***** Task material

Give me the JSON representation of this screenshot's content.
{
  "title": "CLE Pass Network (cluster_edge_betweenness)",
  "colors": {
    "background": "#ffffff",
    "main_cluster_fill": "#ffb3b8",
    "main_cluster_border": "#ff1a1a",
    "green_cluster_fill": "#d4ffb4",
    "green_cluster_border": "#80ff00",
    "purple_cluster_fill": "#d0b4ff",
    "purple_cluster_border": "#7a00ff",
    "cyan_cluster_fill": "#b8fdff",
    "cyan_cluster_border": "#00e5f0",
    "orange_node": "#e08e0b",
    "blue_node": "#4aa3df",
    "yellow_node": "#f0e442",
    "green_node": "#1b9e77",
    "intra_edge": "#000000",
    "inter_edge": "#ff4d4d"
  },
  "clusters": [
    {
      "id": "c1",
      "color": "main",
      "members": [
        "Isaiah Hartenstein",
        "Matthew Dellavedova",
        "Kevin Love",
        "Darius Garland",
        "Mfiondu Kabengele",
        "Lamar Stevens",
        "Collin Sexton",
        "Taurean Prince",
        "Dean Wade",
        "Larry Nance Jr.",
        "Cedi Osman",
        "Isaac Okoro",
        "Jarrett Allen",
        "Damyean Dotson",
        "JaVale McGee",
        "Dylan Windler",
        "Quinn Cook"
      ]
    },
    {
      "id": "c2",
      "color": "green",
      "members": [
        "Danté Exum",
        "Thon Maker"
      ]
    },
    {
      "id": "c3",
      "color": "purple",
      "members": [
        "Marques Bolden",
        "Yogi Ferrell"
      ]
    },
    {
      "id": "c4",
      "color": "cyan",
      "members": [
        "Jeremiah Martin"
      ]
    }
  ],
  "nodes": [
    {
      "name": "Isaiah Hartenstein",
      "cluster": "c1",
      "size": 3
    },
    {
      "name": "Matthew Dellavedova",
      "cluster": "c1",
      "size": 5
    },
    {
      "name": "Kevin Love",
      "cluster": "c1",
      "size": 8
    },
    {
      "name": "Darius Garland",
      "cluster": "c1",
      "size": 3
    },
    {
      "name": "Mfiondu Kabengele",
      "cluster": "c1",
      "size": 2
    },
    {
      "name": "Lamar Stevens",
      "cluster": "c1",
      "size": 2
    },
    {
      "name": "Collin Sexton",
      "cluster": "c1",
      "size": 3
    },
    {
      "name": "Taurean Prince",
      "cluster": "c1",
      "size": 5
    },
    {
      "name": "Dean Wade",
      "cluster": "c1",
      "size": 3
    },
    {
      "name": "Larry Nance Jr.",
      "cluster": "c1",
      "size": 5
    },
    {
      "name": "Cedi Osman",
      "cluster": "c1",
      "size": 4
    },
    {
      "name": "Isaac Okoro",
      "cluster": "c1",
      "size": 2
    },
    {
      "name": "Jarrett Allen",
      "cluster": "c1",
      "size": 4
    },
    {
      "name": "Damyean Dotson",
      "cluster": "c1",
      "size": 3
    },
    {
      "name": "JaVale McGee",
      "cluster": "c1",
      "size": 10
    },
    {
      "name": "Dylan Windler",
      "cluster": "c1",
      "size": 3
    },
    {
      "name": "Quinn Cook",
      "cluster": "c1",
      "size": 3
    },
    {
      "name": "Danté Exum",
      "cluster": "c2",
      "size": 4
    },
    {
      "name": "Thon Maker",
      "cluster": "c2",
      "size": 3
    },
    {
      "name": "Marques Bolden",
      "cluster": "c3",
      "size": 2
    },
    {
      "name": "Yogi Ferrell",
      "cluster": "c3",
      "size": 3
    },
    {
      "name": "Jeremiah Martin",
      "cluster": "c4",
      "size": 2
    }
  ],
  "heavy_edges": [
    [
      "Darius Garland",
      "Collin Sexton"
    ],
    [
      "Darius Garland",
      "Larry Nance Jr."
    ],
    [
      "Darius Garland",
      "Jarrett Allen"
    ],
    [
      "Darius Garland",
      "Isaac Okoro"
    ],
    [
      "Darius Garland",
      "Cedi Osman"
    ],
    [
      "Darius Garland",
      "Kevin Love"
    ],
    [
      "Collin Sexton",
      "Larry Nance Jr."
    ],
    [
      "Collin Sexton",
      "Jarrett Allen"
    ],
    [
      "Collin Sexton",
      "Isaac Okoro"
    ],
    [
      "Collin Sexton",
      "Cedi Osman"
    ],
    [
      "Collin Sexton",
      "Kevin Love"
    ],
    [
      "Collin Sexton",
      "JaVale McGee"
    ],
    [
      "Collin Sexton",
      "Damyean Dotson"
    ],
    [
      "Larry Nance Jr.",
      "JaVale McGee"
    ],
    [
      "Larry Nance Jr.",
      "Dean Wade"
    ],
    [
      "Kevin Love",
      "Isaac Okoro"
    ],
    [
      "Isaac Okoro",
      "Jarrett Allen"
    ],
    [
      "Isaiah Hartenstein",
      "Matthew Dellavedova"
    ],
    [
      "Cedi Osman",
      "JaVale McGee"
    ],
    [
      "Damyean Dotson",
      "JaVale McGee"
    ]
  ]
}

**********

_Instructions for the task_
Go through the material above line by line and copy it exactly.

_Answer to the problem_
Give me the JSON representation of this screenshot's content.
{
  "title": "CLE Pass Network (cluster_edge_betweenness)",
  "colors": {
    "background": "#ffffff",
    "main_cluster_fill": "#ffb3b8",
    "main_cluster_border": "#ff1a1a",
    "green_cluster_fill": "#d4ffb4",
    "green_cluster_border": "#80ff00",
    "purple_cluster_fill": "#d0b4ff",
    "purple_cluster_border": "#7a00ff",
    "cyan_cluster_fill": "#b8fdff",
    "cyan_cluster_border": "#00e5f0",
    "orange_node": "#e08e0b",
    "blue_node": "#4aa3df",
    "yellow_node": "#f0e442",
    "green_node": "#1b9e77",
    "intra_edge": "#000000",
    "inter_edge": "#ff4d4d"
  },
  "clusters": [
    {
      "id": "c1",
      "color": "main",
      "members": [
        "Isaiah Hartenstein",
        "Matthew Dellavedova",
        "Kevin Love",
        "Darius Garland",
        "Mfiondu Kabengele",
        "Lamar Stevens",
        "Collin Sexton",
        "Taurean Prince",
        "Dean Wade",
        "Larry Nance Jr.",
        "Cedi Osman",
        "Isaac Okoro",
        "Jarrett Allen",
        "Damyean Dotson",
        "JaVale McGee",
        "Dylan Windler",
        "Quinn Cook"
      ]
    },
    {
      "id": "c2",
      "color": "green",
      "members": [
        "Danté Exum",
        "Thon Maker"
      ]
    },
    {
      "id": "c3",
      "color": "purple",
      "members": [
        "Marques Bolden",
        "Yogi Ferrell"
      ]
    },
    {
      "id": "c4",
      "color": "cyan",
      "members": [
        "Jeremiah Martin"
      ]
    }
  ],
  "nodes": [
    {
      "name": "Isaiah Hartenstein",
      "cluster": "c1",
      "size": 3
    },
    {
      "name": "Matthew Dellavedova",
      "cluster": "c1",
      "size": 5
    },
    {
      "name": "Kevin Love",
      "cluster": "c1",
      "size": 8
    },
    {
      "name": "Darius Garland",
      "cluster": "c1",
      "size": 3
    },
    {
      "name": "Mfiondu Kabengele",
      "cluster": "c1",
      "size": 2
    },
    {
      "name": "Lamar Stevens",
      "cluster": "c1",
      "size": 2
    },
    {
      "name": "Collin Sexton",
      "cluster": "c1",
      "size": 3
    },
    {
      "name": "Taurean Prince",
      "cluster": "c1",
      "size": 5
    },
    {
      "name": "Dean Wade",
      "cluster": "c1",
      "size": 3
    },
    {
      "name": "Larry Nance Jr.",
      "cluster": "c1",
      "size": 5
    },
    {
      "name": "Cedi Osman",
      "cluster": "c1",
      "size": 4
    },
    {
      "name": "Isaac Okoro",
      "cluster": "c1",
      "size": 2
    },
    {
      "name": "Jarrett Allen",
      "cluster": "c1",
      "size": 4
    },
    {
      "name": "Damyean Dotson",
      "cluster": "c1",
      "size": 3
    },
    {
      "name": "JaVale McGee",
      "cluster": "c1",
      "size": 10
    },
    {
      "name": "Dylan Windler",
      "cluster": "c1",
      "size": 3
    },
    {
      "name": "Quinn Cook",
      "cluster": "c1",
      "size": 3
    },
    {
      "name": "Danté Exum",
      "cluster": "c2",
      "size": 4
    },
    {
      "name": "Thon Maker",
      "cluster": "c2",
      "size": 3
    },
    {
      "name": "Marques Bolden",
      "cluster": "c3",
      "size": 2
    },
    {
      "name": "Yogi Ferrell",
      "cluster": "c3",
      "size": 3
    },
    {
      "name": "Jeremiah Martin",
      "cluster": "c4",
      "size": 2
    }
  ],
  "heavy_edges": [
    [
      "Darius Garland",
      "Collin Sexton"
    ],
    [
      "Darius Garland",
      "Larry Nance Jr."
    ],
    [
      "Darius Garland",
      "Jarrett Allen"
    ],
    [
      "Darius Garland",
      "Isaac Okoro"
    ],
    [
      "Darius Garland",
      "Cedi Osman"
    ],
    [
      "Darius Garland",
      "Kevin Love"
    ],
    [
      "Collin Sexton",
      "Larry Nance Jr."
    ],
    [
      "Collin Sexton",
      "Jarrett Allen"
    ],
    [
      "Collin Sexton",
      "Isaac Okoro"
    ],
    [
      "Collin Sexton",
      "Cedi Osman"
    ],
    [
      "Collin Sexton",
      "Kevin Love"
    ],
    [
      "Collin Sexton",
      "JaVale McGee"
    ],
    [
      "Collin Sexton",
      "Damyean Dotson"
    ],
    [
      "Larry Nance Jr.",
      "JaVale McGee"
    ],
    [
      "Larry Nance Jr.",
      "Dean Wade"
    ],
    [
      "Kevin Love",
      "Isaac Okoro"
    ],
    [
      "Isaac Okoro",
      "Jarrett Allen"
    ],
    [
      "Isaiah Hartenstein",
      "Matthew Dellavedova"
    ],
    [
      "Cedi Osman",
      "JaVale McGee"
    ],
    [
      "Damyean Dotson",
      "JaVale McGee"
    ]
  ]
}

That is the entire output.